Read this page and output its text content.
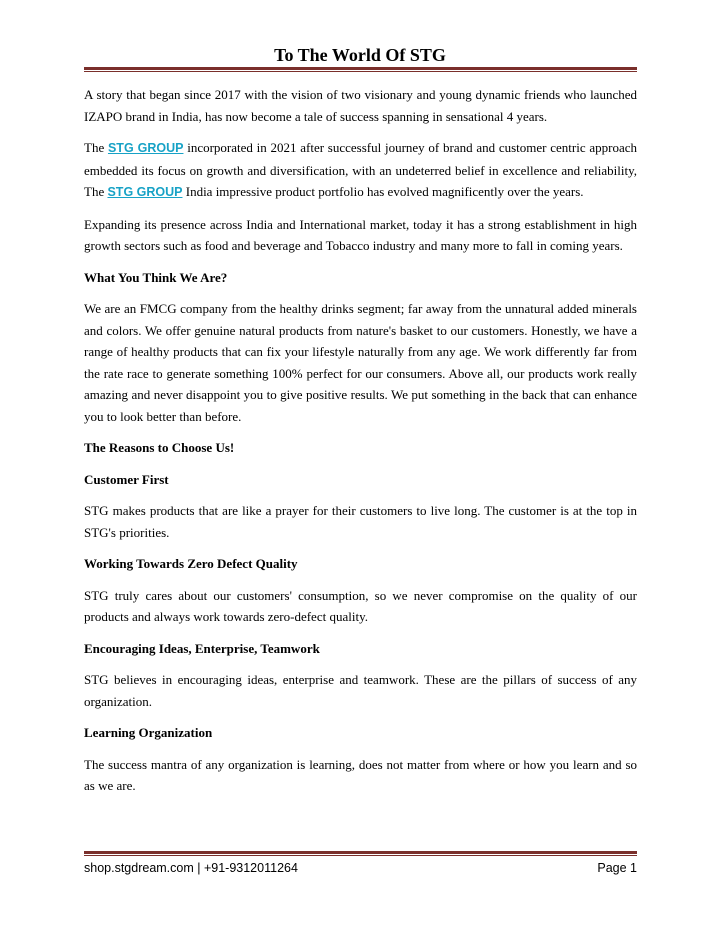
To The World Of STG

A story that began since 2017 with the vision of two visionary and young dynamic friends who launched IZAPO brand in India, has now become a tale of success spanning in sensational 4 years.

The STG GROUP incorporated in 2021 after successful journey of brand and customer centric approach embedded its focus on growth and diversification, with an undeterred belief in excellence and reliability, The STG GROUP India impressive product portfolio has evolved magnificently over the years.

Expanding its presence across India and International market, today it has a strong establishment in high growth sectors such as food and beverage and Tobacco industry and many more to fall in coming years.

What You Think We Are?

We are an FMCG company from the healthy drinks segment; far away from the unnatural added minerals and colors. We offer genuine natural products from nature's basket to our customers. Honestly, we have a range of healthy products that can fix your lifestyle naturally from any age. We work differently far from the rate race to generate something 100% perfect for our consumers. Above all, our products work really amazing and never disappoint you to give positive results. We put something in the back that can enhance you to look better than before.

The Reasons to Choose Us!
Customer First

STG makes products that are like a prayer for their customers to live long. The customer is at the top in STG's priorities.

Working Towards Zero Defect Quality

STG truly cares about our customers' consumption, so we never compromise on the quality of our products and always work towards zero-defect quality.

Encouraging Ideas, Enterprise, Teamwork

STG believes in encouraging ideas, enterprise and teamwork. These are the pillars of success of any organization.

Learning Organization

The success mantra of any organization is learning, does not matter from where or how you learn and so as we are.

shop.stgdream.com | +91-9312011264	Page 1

...

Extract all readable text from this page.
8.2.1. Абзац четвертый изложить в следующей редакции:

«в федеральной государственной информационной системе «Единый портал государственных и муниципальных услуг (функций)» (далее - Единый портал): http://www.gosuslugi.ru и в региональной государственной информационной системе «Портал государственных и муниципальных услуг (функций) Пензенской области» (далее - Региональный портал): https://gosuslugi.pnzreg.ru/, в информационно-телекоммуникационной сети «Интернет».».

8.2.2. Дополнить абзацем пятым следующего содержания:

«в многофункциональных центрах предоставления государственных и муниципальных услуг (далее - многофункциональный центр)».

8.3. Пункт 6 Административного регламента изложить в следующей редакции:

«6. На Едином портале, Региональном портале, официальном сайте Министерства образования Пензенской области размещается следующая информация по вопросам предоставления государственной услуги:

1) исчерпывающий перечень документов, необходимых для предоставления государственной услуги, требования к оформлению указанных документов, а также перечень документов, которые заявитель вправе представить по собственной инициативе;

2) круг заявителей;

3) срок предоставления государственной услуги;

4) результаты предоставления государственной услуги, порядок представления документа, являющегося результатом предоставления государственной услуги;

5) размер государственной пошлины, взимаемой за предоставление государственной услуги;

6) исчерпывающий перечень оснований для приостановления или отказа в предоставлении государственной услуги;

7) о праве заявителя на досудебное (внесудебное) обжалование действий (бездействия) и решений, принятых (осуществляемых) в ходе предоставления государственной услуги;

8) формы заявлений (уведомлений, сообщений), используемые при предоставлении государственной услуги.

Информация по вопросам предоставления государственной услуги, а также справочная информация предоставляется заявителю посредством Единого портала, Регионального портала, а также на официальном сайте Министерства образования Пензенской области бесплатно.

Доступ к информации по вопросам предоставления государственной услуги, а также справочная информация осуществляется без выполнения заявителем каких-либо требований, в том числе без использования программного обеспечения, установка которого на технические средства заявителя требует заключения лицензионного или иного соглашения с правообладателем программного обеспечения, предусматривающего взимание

...

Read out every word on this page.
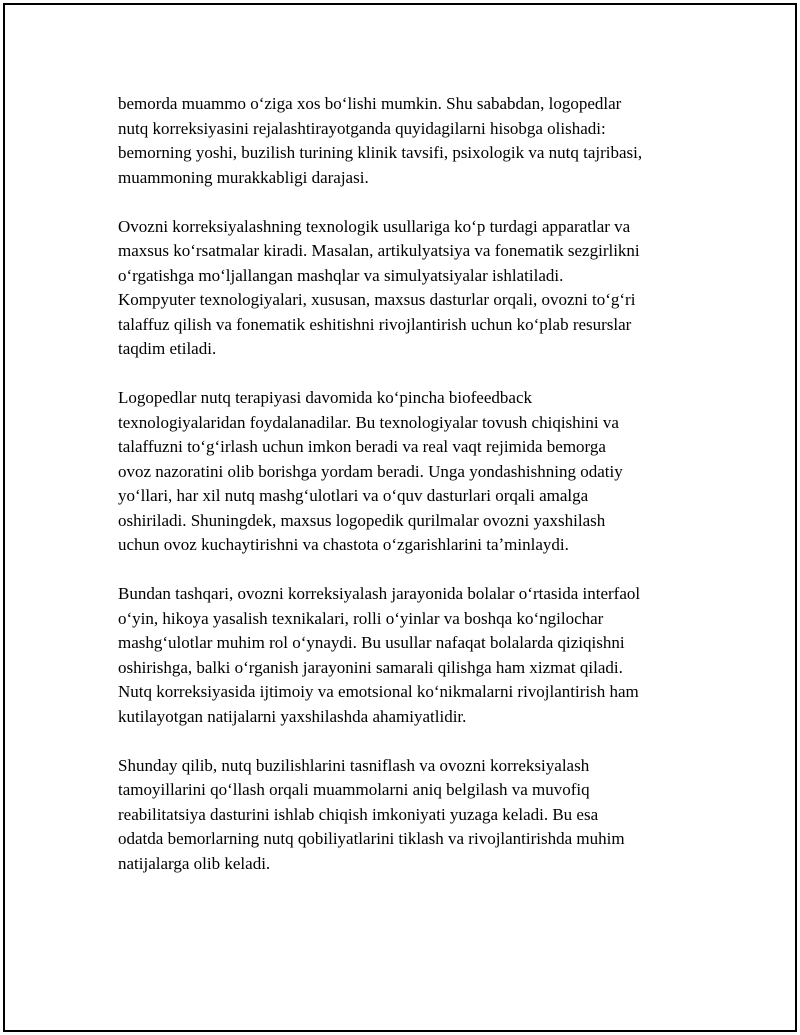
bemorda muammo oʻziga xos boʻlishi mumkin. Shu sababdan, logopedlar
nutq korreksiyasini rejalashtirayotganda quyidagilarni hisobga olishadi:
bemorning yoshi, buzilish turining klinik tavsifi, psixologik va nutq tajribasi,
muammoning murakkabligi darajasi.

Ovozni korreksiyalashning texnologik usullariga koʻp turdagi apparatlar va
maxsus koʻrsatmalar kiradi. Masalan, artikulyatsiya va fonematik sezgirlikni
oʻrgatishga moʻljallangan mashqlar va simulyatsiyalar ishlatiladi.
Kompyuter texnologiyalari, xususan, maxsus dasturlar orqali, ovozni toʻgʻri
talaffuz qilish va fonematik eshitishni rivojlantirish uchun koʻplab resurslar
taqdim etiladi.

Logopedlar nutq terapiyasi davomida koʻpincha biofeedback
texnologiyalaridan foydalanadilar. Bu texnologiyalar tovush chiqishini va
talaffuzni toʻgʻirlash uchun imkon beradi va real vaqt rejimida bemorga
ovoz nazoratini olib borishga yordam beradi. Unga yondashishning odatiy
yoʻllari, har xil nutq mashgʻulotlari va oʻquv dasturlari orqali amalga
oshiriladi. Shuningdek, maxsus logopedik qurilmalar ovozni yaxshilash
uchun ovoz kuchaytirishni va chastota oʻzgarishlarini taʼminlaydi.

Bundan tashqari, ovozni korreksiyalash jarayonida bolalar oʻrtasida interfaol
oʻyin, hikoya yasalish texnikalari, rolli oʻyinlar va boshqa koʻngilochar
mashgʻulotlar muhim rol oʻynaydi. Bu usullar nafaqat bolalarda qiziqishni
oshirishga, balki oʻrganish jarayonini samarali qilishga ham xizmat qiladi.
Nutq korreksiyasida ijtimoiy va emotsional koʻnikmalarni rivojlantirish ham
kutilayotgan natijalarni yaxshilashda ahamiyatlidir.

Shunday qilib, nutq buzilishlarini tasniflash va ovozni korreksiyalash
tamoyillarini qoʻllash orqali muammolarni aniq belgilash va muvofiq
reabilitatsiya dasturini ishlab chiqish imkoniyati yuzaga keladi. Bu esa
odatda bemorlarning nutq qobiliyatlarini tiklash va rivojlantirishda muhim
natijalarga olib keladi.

What to produce –
Collect each line holding the string "далее".

Exercise output –
«в федеральной государственной информационной системе «Единый портал государственных и муниципальных услуг (функций)» (далее - Единый портал): http://www.gosuslugi.ru и в региональной государственной информационной системе «Портал государственных и муниципальных услуг (функций) Пензенской области» (далее - Региональный портал): https://gosuslugi.pnzreg.ru/, в информационно-телекоммуникационной сети «Интернет».».
«в многофункциональных центрах предоставления государственных и муниципальных услуг (далее - многофункциональный центр)».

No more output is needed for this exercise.